Activity → Every line that includes the word "range" needs to be copied from the listing.

═════ Extracted entries

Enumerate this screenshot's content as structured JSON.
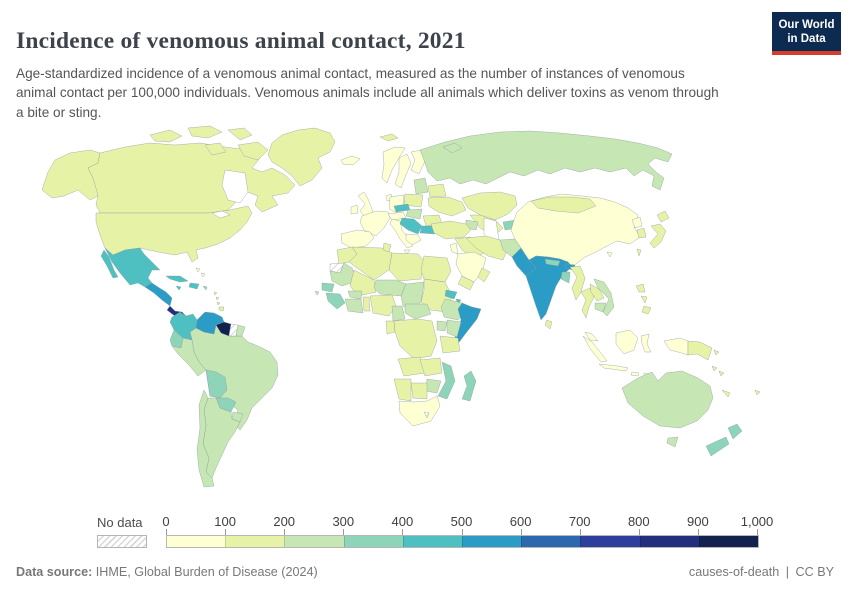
{
  "header": {
    "title": "Incidence of venomous animal contact, 2021",
    "subtitle": "Age-standardized incidence of a venomous animal contact, measured as the number of instances of venomous animal contact per 100,000 individuals. Venomous animals include all animals which deliver toxins as venom through a bite or sting.",
    "logo": {
      "line1": "Our World",
      "line2": "in Data"
    }
  },
  "legend": {
    "no_data_label": "No data",
    "ticks": [
      "0",
      "100",
      "200",
      "300",
      "400",
      "500",
      "600",
      "700",
      "800",
      "900",
      "1,000"
    ],
    "bin_colors": [
      "#feffd3",
      "#e6f3a7",
      "#c6e6b4",
      "#8ed4b9",
      "#4fc0c2",
      "#2a9cc5",
      "#2c68ae",
      "#2e3e9c",
      "#232e7e",
      "#14204e"
    ]
  },
  "footer": {
    "source_label": "Data source:",
    "source_text": "IHME, Global Burden of Disease (2024)",
    "slug": "causes-of-death",
    "divider": "|",
    "license": "CC BY"
  },
  "chart_data": {
    "type": "heatmap",
    "subtype": "choropleth-world-map",
    "title": "Incidence of venomous animal contact, 2021",
    "unit": "instances per 100,000 individuals",
    "year": "2021",
    "legend_bins": [
      {
        "range": "0–100",
        "color": "#feffd3"
      },
      {
        "range": "100–200",
        "color": "#e6f3a7"
      },
      {
        "range": "200–300",
        "color": "#c6e6b4"
      },
      {
        "range": "300–400",
        "color": "#8ed4b9"
      },
      {
        "range": "400–500",
        "color": "#4fc0c2"
      },
      {
        "range": "500–600",
        "color": "#2a9cc5"
      },
      {
        "range": "600–700",
        "color": "#2c68ae"
      },
      {
        "range": "700–800",
        "color": "#2e3e9c"
      },
      {
        "range": "800–900",
        "color": "#232e7e"
      },
      {
        "range": "900–1,000",
        "color": "#14204e"
      }
    ],
    "regions_estimated": {
      "United States": "100–200",
      "Canada": "100–200",
      "Greenland": "100–200",
      "Mexico": "400–500",
      "Cuba": "400–500",
      "Guatemala, Honduras, Nicaragua": "500–600",
      "Costa Rica & Panama": "800–900",
      "Colombia": "400–500",
      "Venezuela": "500–600",
      "Guyana": "900–1,000",
      "Suriname": "No data",
      "Ecuador": "300–400",
      "Peru": "200–300",
      "Brazil": "200–300",
      "Bolivia": "300–400",
      "Paraguay": "300–400",
      "Chile": "200–300",
      "Argentina": "200–300",
      "Uruguay": "200–300",
      "Western Europe": "0–100",
      "Poland": "100–200",
      "Ukraine": "100–200",
      "Czechia": "400–500",
      "Balkans (Serbia, Bosnia, Bulgaria)": "400–500",
      "Russia": "200–300",
      "Turkey": "100–200",
      "North Africa (Morocco–Egypt)": "100–200",
      "Sahel (Mauritania, Niger, Chad)": "200–300",
      "Senegal & Guinea": "300–400",
      "Nigeria": "100–200",
      "DR Congo": "100–200",
      "Ethiopia": "200–300",
      "Eritrea & Djibouti": "400–500",
      "Somalia": "500–600",
      "Kenya": "200–300",
      "Mozambique & Malawi": "300–400",
      "Madagascar": "300–400",
      "South Africa": "0–100",
      "Lesotho": "No data",
      "Western Sahara": "No data",
      "Saudi Arabia": "0–100",
      "Iran": "100–200",
      "Afghanistan": "200–300",
      "Pakistan": "500–600",
      "India": "500–600",
      "Nepal": "300–400",
      "Bhutan": "500–600",
      "Bangladesh": "300–400",
      "China": "0–100",
      "Mongolia": "100–200",
      "Japan": "100–200",
      "Southeast Asia": "100–200",
      "Indonesia": "0–100",
      "Papua New Guinea": "100–200",
      "Australia": "200–300",
      "New Zealand": "300–400"
    }
  },
  "map": {
    "default_fill": "#ededed",
    "region_bins": {
      "alaska": 2,
      "canada": 2,
      "arctic-islands": 2,
      "greenland": 2,
      "usa": 2,
      "mexico": 5,
      "camerica-north": 6,
      "camerica-south": 9,
      "cuba": 5,
      "hispaniola": 5,
      "jamaica": 5,
      "puerto-rico": 4,
      "bahamas": 1,
      "antilles": 2,
      "trinidad": 2,
      "colombia": 5,
      "venezuela": 6,
      "guyana": 10,
      "suriname": "nodata",
      "french-guiana": 3,
      "ecuador": 4,
      "peru": 3,
      "brazil": 3,
      "bolivia": 4,
      "paraguay": 4,
      "uruguay": 3,
      "argentina": 3,
      "chile": 3,
      "iceland": 1,
      "uk": 1,
      "ireland": 1,
      "norway": 1,
      "sweden": 1,
      "finland": 1,
      "denmark": 1,
      "baltics": 3,
      "belarus": 2,
      "poland": 2,
      "germany": 1,
      "france": 1,
      "iberia": 1,
      "italy": 1,
      "alps": 1,
      "czechia": 5,
      "slovakia-hungary": 3,
      "ukraine": 2,
      "romania": 2,
      "balkans": 5,
      "bulgaria": 5,
      "greece": 1,
      "russia": 3,
      "novaya-zemlya": 3,
      "svalbard": 2,
      "kazakhstan": 2,
      "central-asia": 2,
      "kyrgyz-tajik": 4,
      "caucasus": 3,
      "turkey": 2,
      "syria-iraq": 2,
      "israel-jordan": 1,
      "saudi-arabia": 1,
      "yemen": 2,
      "oman": 2,
      "iran": 2,
      "afghanistan": 3,
      "pakistan": 6,
      "india": 6,
      "nepal": 4,
      "bhutan": 6,
      "bangladesh": 4,
      "sri-lanka": 2,
      "myanmar": 2,
      "thailand": 2,
      "laos": 2,
      "cambodia": 3,
      "vietnam": 3,
      "malaysia": 1,
      "sumatra": 1,
      "java": 1,
      "borneo": 1,
      "sulawesi": 1,
      "lesser-sunda": 1,
      "papua-indonesia": 1,
      "png": 2,
      "china": 1,
      "hainan": 1,
      "mongolia": 2,
      "north-korea": 1,
      "south-korea": 2,
      "japan": 2,
      "taiwan": 2,
      "philippines": 2,
      "morocco": 2,
      "western-sahara": "nodata",
      "algeria": 2,
      "tunisia": 2,
      "libya": 2,
      "egypt": 2,
      "mauritania": 3,
      "mali": 2,
      "niger": 3,
      "chad": 3,
      "sudan": 2,
      "eritrea": 5,
      "djibouti": 5,
      "ethiopia": 3,
      "somalia": 6,
      "senegal": 4,
      "guinea": 4,
      "ivory-ghana": 3,
      "burkina": 3,
      "togo-benin": 2,
      "nigeria": 2,
      "cameroon": 3,
      "car": 3,
      "gabon-congo": 2,
      "drc": 2,
      "uganda": 3,
      "kenya": 3,
      "tanzania": 2,
      "angola": 2,
      "zambia": 2,
      "malawi-mozambique": 4,
      "zimbabwe": 3,
      "botswana": 2,
      "namibia": 2,
      "south-africa": 1,
      "lesotho": "nodata",
      "madagascar": 4,
      "cape-verde": 3,
      "australia": 3,
      "tasmania": 3,
      "new-zealand": 4,
      "new-caledonia": 2,
      "fiji": 2,
      "solomon": 2
    }
  }
}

══════════

Answer to this task →
        "range": "0–100",
        "range": "100–200",
        "range": "200–300",
        "range": "300–400",
        "range": "400–500",
        "range": "500–600",
        "range": "600–700",
        "range": "700–800",
        "range": "800–900",
        "range": "900–1,000",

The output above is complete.